Transcribe every row below word for word, leaving out the pictures.

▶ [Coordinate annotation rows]
- - - - -

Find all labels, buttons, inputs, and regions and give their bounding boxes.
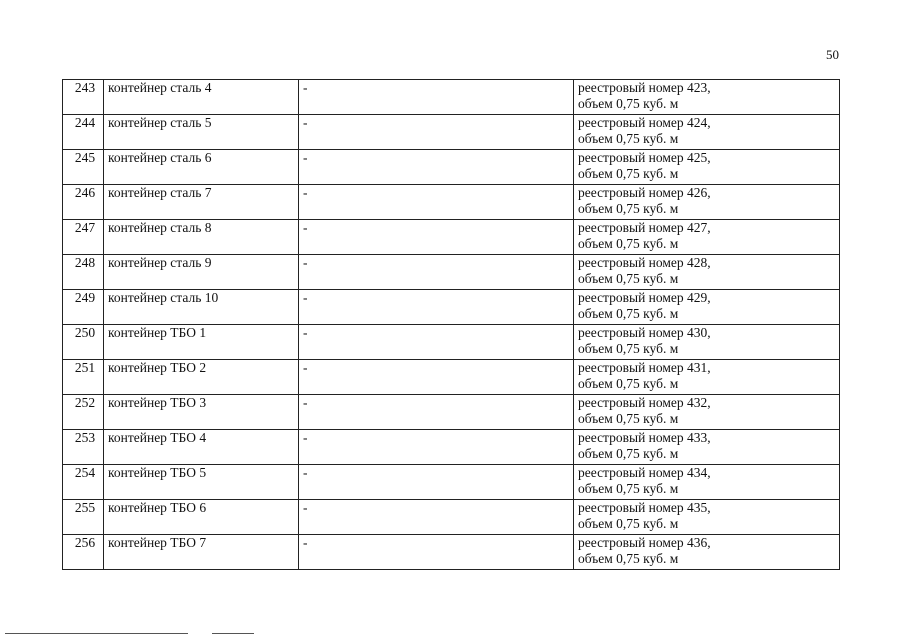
volume-text: объем 0,75 куб. м (578, 375, 679, 391)
item-name-cell: контейнер сталь 5 (104, 115, 299, 150)
row-number-cell: 251 (63, 360, 104, 395)
table-row (63, 255, 840, 290)
dash-cell: - (299, 535, 574, 570)
registry-number-text: реестровый номер 428, (578, 255, 711, 270)
registry-note-cell (574, 150, 840, 185)
dash-cell: - (299, 395, 574, 430)
registry-note-cell (574, 535, 840, 570)
footer-rule-left (5, 633, 188, 634)
item-name-cell: контейнер сталь 4 (104, 80, 299, 115)
volume-text: объем 0,75 куб. м (578, 95, 679, 111)
table-row (63, 115, 840, 150)
registry-number-text: реестровый номер 436, (578, 535, 711, 550)
table-row (63, 185, 840, 220)
dash-cell: - (299, 220, 574, 255)
dash-cell: - (299, 430, 574, 465)
registry-note-cell (574, 430, 840, 465)
registry-number-text: реестровый номер 434, (578, 465, 711, 480)
registry-note-cell (574, 500, 840, 535)
item-name-cell: контейнер сталь 9 (104, 255, 299, 290)
row-number-cell: 244 (63, 115, 104, 150)
registry-note-cell (574, 395, 840, 430)
table-row (63, 290, 840, 325)
item-name-cell: контейнер ТБО 4 (104, 430, 299, 465)
volume-text: объем 0,75 куб. м (578, 235, 679, 251)
footer-rule-right (212, 633, 254, 634)
item-name-cell: контейнер ТБО 6 (104, 500, 299, 535)
item-name-cell: контейнер сталь 8 (104, 220, 299, 255)
item-name-cell: контейнер сталь 6 (104, 150, 299, 185)
registry-number-text: реестровый номер 435, (578, 500, 711, 515)
registry-table-body (63, 80, 840, 570)
item-name-cell: контейнер сталь 7 (104, 185, 299, 220)
item-name-cell: контейнер ТБО 1 (104, 325, 299, 360)
table-row (63, 325, 840, 360)
registry-note-cell (574, 80, 840, 115)
row-number-cell: 246 (63, 185, 104, 220)
item-name-cell: контейнер ТБО 2 (104, 360, 299, 395)
volume-text: объем 0,75 куб. м (578, 340, 679, 356)
dash-cell: - (299, 465, 574, 500)
registry-note-cell (574, 255, 840, 290)
dash-cell: - (299, 255, 574, 290)
registry-number-text: реестровый номер 425, (578, 150, 711, 165)
row-number-cell: 252 (63, 395, 104, 430)
row-number-cell: 256 (63, 535, 104, 570)
registry-number-text: реестровый номер 432, (578, 395, 711, 410)
volume-text: объем 0,75 куб. м (578, 270, 679, 286)
dash-cell: - (299, 290, 574, 325)
registry-note-cell (574, 360, 840, 395)
table-row (63, 395, 840, 430)
dash-cell: - (299, 325, 574, 360)
table-row (63, 360, 840, 395)
volume-text: объем 0,75 куб. м (578, 550, 679, 566)
volume-text: объем 0,75 куб. м (578, 165, 679, 181)
table-row (63, 465, 840, 500)
dash-cell: - (299, 360, 574, 395)
registry-number-text: реестровый номер 424, (578, 115, 711, 130)
item-name-cell: контейнер ТБО 5 (104, 465, 299, 500)
registry-number-text: реестровый номер 426, (578, 185, 711, 200)
row-number-cell: 245 (63, 150, 104, 185)
row-number-cell: 254 (63, 465, 104, 500)
row-number-cell: 249 (63, 290, 104, 325)
registry-table (62, 79, 840, 570)
item-name-cell: контейнер ТБО 3 (104, 395, 299, 430)
registry-number-text: реестровый номер 423, (578, 80, 711, 95)
item-name-cell: контейнер ТБО 7 (104, 535, 299, 570)
registry-note-cell (574, 115, 840, 150)
table-row (63, 535, 840, 570)
volume-text: объем 0,75 куб. м (578, 130, 679, 146)
volume-text: объем 0,75 куб. м (578, 305, 679, 321)
row-number-cell: 247 (63, 220, 104, 255)
dash-cell: - (299, 115, 574, 150)
volume-text: объем 0,75 куб. м (578, 410, 679, 426)
dash-cell: - (299, 500, 574, 535)
dash-cell: - (299, 80, 574, 115)
table-row (63, 150, 840, 185)
registry-note-cell (574, 290, 840, 325)
row-number-cell: 248 (63, 255, 104, 290)
registry-note-cell (574, 465, 840, 500)
row-number-cell: 253 (63, 430, 104, 465)
row-number-cell: 243 (63, 80, 104, 115)
row-number-cell: 250 (63, 325, 104, 360)
registry-note-cell (574, 220, 840, 255)
volume-text: объем 0,75 куб. м (578, 515, 679, 531)
registry-number-text: реестровый номер 429, (578, 290, 711, 305)
registry-number-text: реестровый номер 431, (578, 360, 711, 375)
table-row (63, 80, 840, 115)
table-row (63, 500, 840, 535)
registry-note-cell (574, 325, 840, 360)
registry-number-text: реестровый номер 433, (578, 430, 711, 445)
registry-note-cell (574, 185, 840, 220)
dash-cell: - (299, 150, 574, 185)
registry-number-text: реестровый номер 430, (578, 325, 711, 340)
page-number: 50 (826, 47, 839, 62)
dash-cell: - (299, 185, 574, 220)
registry-number-text: реестровый номер 427, (578, 220, 711, 235)
volume-text: объем 0,75 куб. м (578, 200, 679, 216)
table-row (63, 430, 840, 465)
volume-text: объем 0,75 куб. м (578, 445, 679, 461)
volume-text: объем 0,75 куб. м (578, 480, 679, 496)
item-name-cell: контейнер сталь 10 (104, 290, 299, 325)
table-row (63, 220, 840, 255)
row-number-cell: 255 (63, 500, 104, 535)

- - - - -

▶ [RESULT BELOW]
Find all labels, buttons, inputs, and regions and give their bounding boxes.
volume-text: объем 0,75 куб. м (578, 375, 679, 391)
item-name-cell: контейнер сталь 5 (104, 115, 299, 150)
row-number-cell: 251 (63, 360, 104, 395)
table-row (63, 255, 840, 290)
dash-cell: - (299, 535, 574, 570)
registry-number-text: реестровый номер 428, (578, 255, 711, 270)
registry-note-cell (574, 150, 840, 185)
dash-cell: - (299, 395, 574, 430)
registry-note-cell (574, 535, 840, 570)
footer-rule-left (5, 633, 188, 634)
item-name-cell: контейнер сталь 4 (104, 80, 299, 115)
volume-text: объем 0,75 куб. м (578, 95, 679, 111)
table-row (63, 115, 840, 150)
registry-number-text: реестровый номер 436, (578, 535, 711, 550)
table-row (63, 185, 840, 220)
dash-cell: - (299, 220, 574, 255)
dash-cell: - (299, 430, 574, 465)
registry-note-cell (574, 430, 840, 465)
registry-number-text: реестровый номер 434, (578, 465, 711, 480)
registry-note-cell (574, 500, 840, 535)
item-name-cell: контейнер сталь 9 (104, 255, 299, 290)
row-number-cell: 244 (63, 115, 104, 150)
registry-note-cell (574, 395, 840, 430)
table-row (63, 290, 840, 325)
item-name-cell: контейнер ТБО 4 (104, 430, 299, 465)
volume-text: объем 0,75 куб. м (578, 235, 679, 251)
footer-rule-right (212, 633, 254, 634)
item-name-cell: контейнер ТБО 6 (104, 500, 299, 535)
item-name-cell: контейнер сталь 8 (104, 220, 299, 255)
item-name-cell: контейнер сталь 6 (104, 150, 299, 185)
registry-number-text: реестровый номер 435, (578, 500, 711, 515)
registry-table-body (63, 80, 840, 570)
item-name-cell: контейнер сталь 7 (104, 185, 299, 220)
item-name-cell: контейнер ТБО 1 (104, 325, 299, 360)
table-row (63, 325, 840, 360)
registry-note-cell (574, 80, 840, 115)
row-number-cell: 246 (63, 185, 104, 220)
item-name-cell: контейнер ТБО 2 (104, 360, 299, 395)
volume-text: объем 0,75 куб. м (578, 340, 679, 356)
dash-cell: - (299, 465, 574, 500)
registry-note-cell (574, 255, 840, 290)
dash-cell: - (299, 255, 574, 290)
registry-number-text: реестровый номер 425, (578, 150, 711, 165)
row-number-cell: 252 (63, 395, 104, 430)
row-number-cell: 256 (63, 535, 104, 570)
registry-number-text: реестровый номер 432, (578, 395, 711, 410)
volume-text: объем 0,75 куб. м (578, 270, 679, 286)
dash-cell: - (299, 290, 574, 325)
registry-note-cell (574, 360, 840, 395)
table-row (63, 395, 840, 430)
dash-cell: - (299, 325, 574, 360)
table-row (63, 360, 840, 395)
volume-text: объем 0,75 куб. м (578, 550, 679, 566)
volume-text: объем 0,75 куб. м (578, 165, 679, 181)
table-row (63, 465, 840, 500)
dash-cell: - (299, 360, 574, 395)
registry-number-text: реестровый номер 424, (578, 115, 711, 130)
item-name-cell: контейнер ТБО 5 (104, 465, 299, 500)
registry-number-text: реестровый номер 426, (578, 185, 711, 200)
row-number-cell: 245 (63, 150, 104, 185)
row-number-cell: 254 (63, 465, 104, 500)
row-number-cell: 249 (63, 290, 104, 325)
registry-table (62, 79, 840, 570)
item-name-cell: контейнер ТБО 3 (104, 395, 299, 430)
registry-number-text: реестровый номер 423, (578, 80, 711, 95)
item-name-cell: контейнер ТБО 7 (104, 535, 299, 570)
registry-note-cell (574, 115, 840, 150)
table-row (63, 535, 840, 570)
volume-text: объем 0,75 куб. м (578, 130, 679, 146)
volume-text: объем 0,75 куб. м (578, 305, 679, 321)
row-number-cell: 247 (63, 220, 104, 255)
dash-cell: - (299, 115, 574, 150)
volume-text: объем 0,75 куб. м (578, 410, 679, 426)
dash-cell: - (299, 500, 574, 535)
dash-cell: - (299, 80, 574, 115)
table-row (63, 150, 840, 185)
registry-note-cell (574, 290, 840, 325)
row-number-cell: 248 (63, 255, 104, 290)
registry-note-cell (574, 465, 840, 500)
row-number-cell: 253 (63, 430, 104, 465)
row-number-cell: 243 (63, 80, 104, 115)
row-number-cell: 250 (63, 325, 104, 360)
registry-note-cell (574, 220, 840, 255)
volume-text: объем 0,75 куб. м (578, 515, 679, 531)
registry-number-text: реестровый номер 429, (578, 290, 711, 305)
registry-number-text: реестровый номер 431, (578, 360, 711, 375)
table-row (63, 80, 840, 115)
table-row (63, 500, 840, 535)
registry-note-cell (574, 325, 840, 360)
registry-number-text: реестровый номер 433, (578, 430, 711, 445)
registry-note-cell (574, 185, 840, 220)
dash-cell: - (299, 150, 574, 185)
registry-number-text: реестровый номер 430, (578, 325, 711, 340)
page-number: 50 (826, 47, 839, 62)
dash-cell: - (299, 185, 574, 220)
registry-number-text: реестровый номер 427, (578, 220, 711, 235)
volume-text: объем 0,75 куб. м (578, 200, 679, 216)
table-row (63, 430, 840, 465)
volume-text: объем 0,75 куб. м (578, 445, 679, 461)
volume-text: объем 0,75 куб. м (578, 480, 679, 496)
item-name-cell: контейнер сталь 10 (104, 290, 299, 325)
table-row (63, 220, 840, 255)
row-number-cell: 255 (63, 500, 104, 535)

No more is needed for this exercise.